__TO BE DONE__
Could you reproduce the data from its first line up to and including the line with "213, 768, 230]", substituting "level-marker" for "level-box" and leaving everything else unchanged?

__PROVIDED MATERIAL__
===============
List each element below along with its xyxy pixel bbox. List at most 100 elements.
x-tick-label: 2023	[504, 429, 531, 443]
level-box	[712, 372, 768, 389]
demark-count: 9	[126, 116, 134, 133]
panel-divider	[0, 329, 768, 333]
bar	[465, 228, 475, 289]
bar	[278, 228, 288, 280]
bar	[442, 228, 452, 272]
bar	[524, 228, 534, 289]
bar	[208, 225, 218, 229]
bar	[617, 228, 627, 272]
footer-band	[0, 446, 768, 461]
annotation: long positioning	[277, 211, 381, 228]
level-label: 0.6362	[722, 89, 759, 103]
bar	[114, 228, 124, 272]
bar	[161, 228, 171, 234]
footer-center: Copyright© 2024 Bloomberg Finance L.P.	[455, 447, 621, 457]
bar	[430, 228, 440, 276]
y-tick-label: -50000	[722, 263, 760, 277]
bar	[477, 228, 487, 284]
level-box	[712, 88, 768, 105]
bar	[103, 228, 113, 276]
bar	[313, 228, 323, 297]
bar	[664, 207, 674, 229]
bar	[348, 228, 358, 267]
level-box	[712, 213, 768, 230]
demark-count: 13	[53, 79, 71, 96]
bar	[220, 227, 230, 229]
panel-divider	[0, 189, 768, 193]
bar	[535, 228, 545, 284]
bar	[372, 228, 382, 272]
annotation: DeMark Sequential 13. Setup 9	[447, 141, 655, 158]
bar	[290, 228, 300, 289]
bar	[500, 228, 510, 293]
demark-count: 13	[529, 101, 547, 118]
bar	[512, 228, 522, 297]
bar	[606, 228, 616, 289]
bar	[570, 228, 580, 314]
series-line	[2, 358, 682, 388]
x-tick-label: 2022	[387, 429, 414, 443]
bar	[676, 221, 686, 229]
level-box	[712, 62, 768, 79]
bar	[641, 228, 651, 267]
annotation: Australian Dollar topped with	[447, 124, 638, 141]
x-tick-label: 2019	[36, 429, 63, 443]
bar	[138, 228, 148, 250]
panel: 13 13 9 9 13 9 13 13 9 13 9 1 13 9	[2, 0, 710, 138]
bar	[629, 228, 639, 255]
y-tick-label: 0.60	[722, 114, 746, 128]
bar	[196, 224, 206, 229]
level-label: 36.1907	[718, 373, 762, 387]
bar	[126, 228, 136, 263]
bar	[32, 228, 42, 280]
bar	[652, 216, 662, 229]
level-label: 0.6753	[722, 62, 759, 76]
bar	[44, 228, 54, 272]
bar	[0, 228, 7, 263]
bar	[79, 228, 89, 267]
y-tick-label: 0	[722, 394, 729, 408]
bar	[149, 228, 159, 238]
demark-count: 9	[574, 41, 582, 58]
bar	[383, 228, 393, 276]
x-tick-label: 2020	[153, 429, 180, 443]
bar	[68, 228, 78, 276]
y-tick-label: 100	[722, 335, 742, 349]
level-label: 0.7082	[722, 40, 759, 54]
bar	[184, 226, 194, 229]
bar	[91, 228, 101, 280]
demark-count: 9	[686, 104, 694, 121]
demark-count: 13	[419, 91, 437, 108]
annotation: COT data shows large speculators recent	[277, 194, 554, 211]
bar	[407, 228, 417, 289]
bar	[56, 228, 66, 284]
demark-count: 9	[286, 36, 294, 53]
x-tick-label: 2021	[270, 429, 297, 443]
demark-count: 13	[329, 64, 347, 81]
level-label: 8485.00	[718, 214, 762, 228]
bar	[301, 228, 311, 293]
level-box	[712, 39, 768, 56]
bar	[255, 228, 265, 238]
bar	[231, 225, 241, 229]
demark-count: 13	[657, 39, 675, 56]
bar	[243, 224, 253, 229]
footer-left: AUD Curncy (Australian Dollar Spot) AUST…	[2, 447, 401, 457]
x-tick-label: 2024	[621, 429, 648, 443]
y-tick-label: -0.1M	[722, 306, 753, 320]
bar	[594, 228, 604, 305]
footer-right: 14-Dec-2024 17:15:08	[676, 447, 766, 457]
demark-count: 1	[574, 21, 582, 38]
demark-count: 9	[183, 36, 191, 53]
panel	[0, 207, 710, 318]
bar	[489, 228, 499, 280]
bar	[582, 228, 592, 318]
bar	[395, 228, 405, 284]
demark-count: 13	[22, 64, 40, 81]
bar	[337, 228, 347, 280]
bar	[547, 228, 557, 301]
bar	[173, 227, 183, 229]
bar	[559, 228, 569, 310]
===============
__THE OUTPUT__
List each element below along with its xyxy pixel bbox. List at most 100 elements.
x-tick-label: 2023	[504, 429, 531, 443]
level-marker	[712, 372, 768, 389]
demark-count: 9	[126, 116, 134, 133]
panel-divider	[0, 329, 768, 333]
bar	[465, 228, 475, 289]
bar	[278, 228, 288, 280]
bar	[442, 228, 452, 272]
bar	[524, 228, 534, 289]
bar	[208, 225, 218, 229]
bar	[617, 228, 627, 272]
footer-band	[0, 446, 768, 461]
annotation: long positioning	[277, 211, 381, 228]
level-label: 0.6362	[722, 89, 759, 103]
bar	[114, 228, 124, 272]
bar	[161, 228, 171, 234]
footer-center: Copyright© 2024 Bloomberg Finance L.P.	[455, 447, 621, 457]
bar	[430, 228, 440, 276]
y-tick-label: -50000	[722, 263, 760, 277]
bar	[477, 228, 487, 284]
level-marker	[712, 88, 768, 105]
bar	[103, 228, 113, 276]
bar	[313, 228, 323, 297]
bar	[664, 207, 674, 229]
bar	[348, 228, 358, 267]
level-marker	[712, 213, 768, 230]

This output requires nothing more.